Figure content listings
________________

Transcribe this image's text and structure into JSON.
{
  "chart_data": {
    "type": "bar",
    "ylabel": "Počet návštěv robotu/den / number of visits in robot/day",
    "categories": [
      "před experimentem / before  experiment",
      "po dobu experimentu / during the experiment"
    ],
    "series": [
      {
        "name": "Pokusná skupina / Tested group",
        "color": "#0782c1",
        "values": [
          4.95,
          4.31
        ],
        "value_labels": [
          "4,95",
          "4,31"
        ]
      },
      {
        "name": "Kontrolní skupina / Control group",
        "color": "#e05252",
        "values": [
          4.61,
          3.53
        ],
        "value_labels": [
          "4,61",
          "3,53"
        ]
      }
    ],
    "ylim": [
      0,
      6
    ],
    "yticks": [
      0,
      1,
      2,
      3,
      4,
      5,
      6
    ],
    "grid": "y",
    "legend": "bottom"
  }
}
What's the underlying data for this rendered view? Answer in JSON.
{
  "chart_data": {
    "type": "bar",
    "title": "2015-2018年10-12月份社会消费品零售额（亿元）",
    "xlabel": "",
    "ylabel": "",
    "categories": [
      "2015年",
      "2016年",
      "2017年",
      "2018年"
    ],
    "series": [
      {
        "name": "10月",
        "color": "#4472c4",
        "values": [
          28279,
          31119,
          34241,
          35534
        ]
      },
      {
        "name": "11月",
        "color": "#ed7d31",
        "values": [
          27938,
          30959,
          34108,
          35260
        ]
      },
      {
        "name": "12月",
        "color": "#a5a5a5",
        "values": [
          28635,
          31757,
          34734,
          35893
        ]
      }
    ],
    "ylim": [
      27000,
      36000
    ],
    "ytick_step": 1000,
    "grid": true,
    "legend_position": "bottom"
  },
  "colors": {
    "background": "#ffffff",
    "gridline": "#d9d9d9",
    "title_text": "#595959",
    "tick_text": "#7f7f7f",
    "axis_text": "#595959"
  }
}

________________

--- SHORT PROBLEM ---
Output the records exactly, including every line.

--- RESPONSE ---
Transcribe this image's text and structure into JSON.
{
  "chart_data": {
    "type": "bar",
    "ylabel": "Počet návštěv robotu/den / number of visits in robot/day",
    "categories": [
      "před experimentem / before  experiment",
      "po dobu experimentu / during the experiment"
    ],
    "series": [
      {
        "name": "Pokusná skupina / Tested group",
        "color": "#0782c1",
        "values": [
          4.95,
          4.31
        ],
        "value_labels": [
          "4,95",
          "4,31"
        ]
      },
      {
        "name": "Kontrolní skupina / Control group",
        "color": "#e05252",
        "values": [
          4.61,
          3.53
        ],
        "value_labels": [
          "4,61",
          "3,53"
        ]
      }
    ],
    "ylim": [
      0,
      6
    ],
    "yticks": [
      0,
      1,
      2,
      3,
      4,
      5,
      6
    ],
    "grid": "y",
    "legend": "bottom"
  }
}
What's the underlying data for this rendered view? Answer in JSON.
{
  "chart_data": {
    "type": "bar",
    "title": "2015-2018年10-12月份社会消费品零售额（亿元）",
    "xlabel": "",
    "ylabel": "",
    "categories": [
      "2015年",
      "2016年",
      "2017年",
      "2018年"
    ],
    "series": [
      {
        "name": "10月",
        "color": "#4472c4",
        "values": [
          28279,
          31119,
          34241,
          35534
        ]
      },
      {
        "name": "11月",
        "color": "#ed7d31",
        "values": [
          27938,
          30959,
          34108,
          35260
        ]
      },
      {
        "name": "12月",
        "color": "#a5a5a5",
        "values": [
          28635,
          31757,
          34734,
          35893
        ]
      }
    ],
    "ylim": [
      27000,
      36000
    ],
    "ytick_step": 1000,
    "grid": true,
    "legend_position": "bottom"
  },
  "colors": {
    "background": "#ffffff",
    "gridline": "#d9d9d9",
    "title_text": "#595959",
    "tick_text": "#7f7f7f",
    "axis_text": "#595959"
  }
}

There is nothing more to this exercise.